_Available data_

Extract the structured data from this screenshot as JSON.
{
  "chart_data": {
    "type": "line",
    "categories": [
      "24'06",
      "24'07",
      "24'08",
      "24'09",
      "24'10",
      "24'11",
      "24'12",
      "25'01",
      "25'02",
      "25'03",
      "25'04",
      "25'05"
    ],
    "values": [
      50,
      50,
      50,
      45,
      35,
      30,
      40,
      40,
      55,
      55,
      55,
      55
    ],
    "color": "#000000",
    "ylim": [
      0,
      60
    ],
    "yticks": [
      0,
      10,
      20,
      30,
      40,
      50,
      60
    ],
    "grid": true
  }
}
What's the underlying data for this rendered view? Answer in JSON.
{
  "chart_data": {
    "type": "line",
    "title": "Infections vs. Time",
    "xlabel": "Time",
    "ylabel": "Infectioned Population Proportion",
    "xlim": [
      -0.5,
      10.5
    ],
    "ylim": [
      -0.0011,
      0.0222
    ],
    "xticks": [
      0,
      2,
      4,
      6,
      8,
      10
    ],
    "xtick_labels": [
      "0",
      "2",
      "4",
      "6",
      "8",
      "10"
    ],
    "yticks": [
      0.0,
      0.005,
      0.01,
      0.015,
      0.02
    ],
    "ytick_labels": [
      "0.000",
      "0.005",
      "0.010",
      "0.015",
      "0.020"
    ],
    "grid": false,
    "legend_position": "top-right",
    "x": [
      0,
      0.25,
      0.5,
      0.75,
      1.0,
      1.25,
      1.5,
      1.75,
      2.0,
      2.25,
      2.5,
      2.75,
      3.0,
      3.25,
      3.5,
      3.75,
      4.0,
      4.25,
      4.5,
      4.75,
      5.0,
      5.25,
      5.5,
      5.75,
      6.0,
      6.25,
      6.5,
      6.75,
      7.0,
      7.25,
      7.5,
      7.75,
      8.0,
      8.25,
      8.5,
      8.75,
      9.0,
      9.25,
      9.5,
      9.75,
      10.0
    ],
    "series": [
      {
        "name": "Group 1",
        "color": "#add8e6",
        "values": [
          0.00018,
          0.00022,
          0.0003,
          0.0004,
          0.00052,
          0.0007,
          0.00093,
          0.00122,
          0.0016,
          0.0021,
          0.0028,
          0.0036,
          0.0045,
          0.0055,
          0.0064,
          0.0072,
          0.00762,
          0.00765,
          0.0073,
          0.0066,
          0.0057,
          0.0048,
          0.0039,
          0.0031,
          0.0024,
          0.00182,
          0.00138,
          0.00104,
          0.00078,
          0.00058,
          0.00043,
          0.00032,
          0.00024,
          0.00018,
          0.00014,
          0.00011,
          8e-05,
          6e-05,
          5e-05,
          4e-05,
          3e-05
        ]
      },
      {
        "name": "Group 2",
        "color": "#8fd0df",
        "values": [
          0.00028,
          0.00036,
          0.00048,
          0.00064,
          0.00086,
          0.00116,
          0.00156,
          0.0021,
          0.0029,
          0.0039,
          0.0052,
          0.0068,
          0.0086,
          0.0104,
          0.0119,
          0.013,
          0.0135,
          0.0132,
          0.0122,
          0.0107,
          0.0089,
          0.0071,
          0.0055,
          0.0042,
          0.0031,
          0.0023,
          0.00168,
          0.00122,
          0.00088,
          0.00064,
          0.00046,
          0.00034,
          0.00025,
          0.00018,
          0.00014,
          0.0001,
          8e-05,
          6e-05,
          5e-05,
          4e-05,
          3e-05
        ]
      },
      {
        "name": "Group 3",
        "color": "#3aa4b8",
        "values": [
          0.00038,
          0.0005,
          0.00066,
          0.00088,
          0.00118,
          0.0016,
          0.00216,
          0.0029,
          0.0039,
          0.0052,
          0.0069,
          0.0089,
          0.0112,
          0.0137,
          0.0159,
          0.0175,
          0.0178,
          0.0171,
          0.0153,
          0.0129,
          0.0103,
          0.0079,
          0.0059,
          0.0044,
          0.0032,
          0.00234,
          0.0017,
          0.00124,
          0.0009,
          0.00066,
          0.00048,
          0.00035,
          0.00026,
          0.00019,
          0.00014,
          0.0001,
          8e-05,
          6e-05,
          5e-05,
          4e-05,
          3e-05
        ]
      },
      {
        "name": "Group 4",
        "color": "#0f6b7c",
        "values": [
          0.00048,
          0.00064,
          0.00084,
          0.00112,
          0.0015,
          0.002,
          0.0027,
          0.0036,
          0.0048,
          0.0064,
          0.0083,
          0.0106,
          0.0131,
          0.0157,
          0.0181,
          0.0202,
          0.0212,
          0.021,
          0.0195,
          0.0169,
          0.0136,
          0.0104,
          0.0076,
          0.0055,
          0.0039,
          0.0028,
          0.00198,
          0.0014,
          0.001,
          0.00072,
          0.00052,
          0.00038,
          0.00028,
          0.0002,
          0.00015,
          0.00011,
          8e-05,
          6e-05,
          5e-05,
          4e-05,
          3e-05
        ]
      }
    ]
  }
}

_Instructions for the task_
Write down every line of the data exactly as it appears above.

_Written solution_
Extract the structured data from this screenshot as JSON.
{
  "chart_data": {
    "type": "line",
    "categories": [
      "24'06",
      "24'07",
      "24'08",
      "24'09",
      "24'10",
      "24'11",
      "24'12",
      "25'01",
      "25'02",
      "25'03",
      "25'04",
      "25'05"
    ],
    "values": [
      50,
      50,
      50,
      45,
      35,
      30,
      40,
      40,
      55,
      55,
      55,
      55
    ],
    "color": "#000000",
    "ylim": [
      0,
      60
    ],
    "yticks": [
      0,
      10,
      20,
      30,
      40,
      50,
      60
    ],
    "grid": true
  }
}
What's the underlying data for this rendered view? Answer in JSON.
{
  "chart_data": {
    "type": "line",
    "title": "Infections vs. Time",
    "xlabel": "Time",
    "ylabel": "Infectioned Population Proportion",
    "xlim": [
      -0.5,
      10.5
    ],
    "ylim": [
      -0.0011,
      0.0222
    ],
    "xticks": [
      0,
      2,
      4,
      6,
      8,
      10
    ],
    "xtick_labels": [
      "0",
      "2",
      "4",
      "6",
      "8",
      "10"
    ],
    "yticks": [
      0.0,
      0.005,
      0.01,
      0.015,
      0.02
    ],
    "ytick_labels": [
      "0.000",
      "0.005",
      "0.010",
      "0.015",
      "0.020"
    ],
    "grid": false,
    "legend_position": "top-right",
    "x": [
      0,
      0.25,
      0.5,
      0.75,
      1.0,
      1.25,
      1.5,
      1.75,
      2.0,
      2.25,
      2.5,
      2.75,
      3.0,
      3.25,
      3.5,
      3.75,
      4.0,
      4.25,
      4.5,
      4.75,
      5.0,
      5.25,
      5.5,
      5.75,
      6.0,
      6.25,
      6.5,
      6.75,
      7.0,
      7.25,
      7.5,
      7.75,
      8.0,
      8.25,
      8.5,
      8.75,
      9.0,
      9.25,
      9.5,
      9.75,
      10.0
    ],
    "series": [
      {
        "name": "Group 1",
        "color": "#add8e6",
        "values": [
          0.00018,
          0.00022,
          0.0003,
          0.0004,
          0.00052,
          0.0007,
          0.00093,
          0.00122,
          0.0016,
          0.0021,
          0.0028,
          0.0036,
          0.0045,
          0.0055,
          0.0064,
          0.0072,
          0.00762,
          0.00765,
          0.0073,
          0.0066,
          0.0057,
          0.0048,
          0.0039,
          0.0031,
          0.0024,
          0.00182,
          0.00138,
          0.00104,
          0.00078,
          0.00058,
          0.00043,
          0.00032,
          0.00024,
          0.00018,
          0.00014,
          0.00011,
          8e-05,
          6e-05,
          5e-05,
          4e-05,
          3e-05
        ]
      },
      {
        "name": "Group 2",
        "color": "#8fd0df",
        "values": [
          0.00028,
          0.00036,
          0.00048,
          0.00064,
          0.00086,
          0.00116,
          0.00156,
          0.0021,
          0.0029,
          0.0039,
          0.0052,
          0.0068,
          0.0086,
          0.0104,
          0.0119,
          0.013,
          0.0135,
          0.0132,
          0.0122,
          0.0107,
          0.0089,
          0.0071,
          0.0055,
          0.0042,
          0.0031,
          0.0023,
          0.00168,
          0.00122,
          0.00088,
          0.00064,
          0.00046,
          0.00034,
          0.00025,
          0.00018,
          0.00014,
          0.0001,
          8e-05,
          6e-05,
          5e-05,
          4e-05,
          3e-05
        ]
      },
      {
        "name": "Group 3",
        "color": "#3aa4b8",
        "values": [
          0.00038,
          0.0005,
          0.00066,
          0.00088,
          0.00118,
          0.0016,
          0.00216,
          0.0029,
          0.0039,
          0.0052,
          0.0069,
          0.0089,
          0.0112,
          0.0137,
          0.0159,
          0.0175,
          0.0178,
          0.0171,
          0.0153,
          0.0129,
          0.0103,
          0.0079,
          0.0059,
          0.0044,
          0.0032,
          0.00234,
          0.0017,
          0.00124,
          0.0009,
          0.00066,
          0.00048,
          0.00035,
          0.00026,
          0.00019,
          0.00014,
          0.0001,
          8e-05,
          6e-05,
          5e-05,
          4e-05,
          3e-05
        ]
      },
      {
        "name": "Group 4",
        "color": "#0f6b7c",
        "values": [
          0.00048,
          0.00064,
          0.00084,
          0.00112,
          0.0015,
          0.002,
          0.0027,
          0.0036,
          0.0048,
          0.0064,
          0.0083,
          0.0106,
          0.0131,
          0.0157,
          0.0181,
          0.0202,
          0.0212,
          0.021,
          0.0195,
          0.0169,
          0.0136,
          0.0104,
          0.0076,
          0.0055,
          0.0039,
          0.0028,
          0.00198,
          0.0014,
          0.001,
          0.00072,
          0.00052,
          0.00038,
          0.00028,
          0.0002,
          0.00015,
          0.00011,
          8e-05,
          6e-05,
          5e-05,
          4e-05,
          3e-05
        ]
      }
    ]
  }
}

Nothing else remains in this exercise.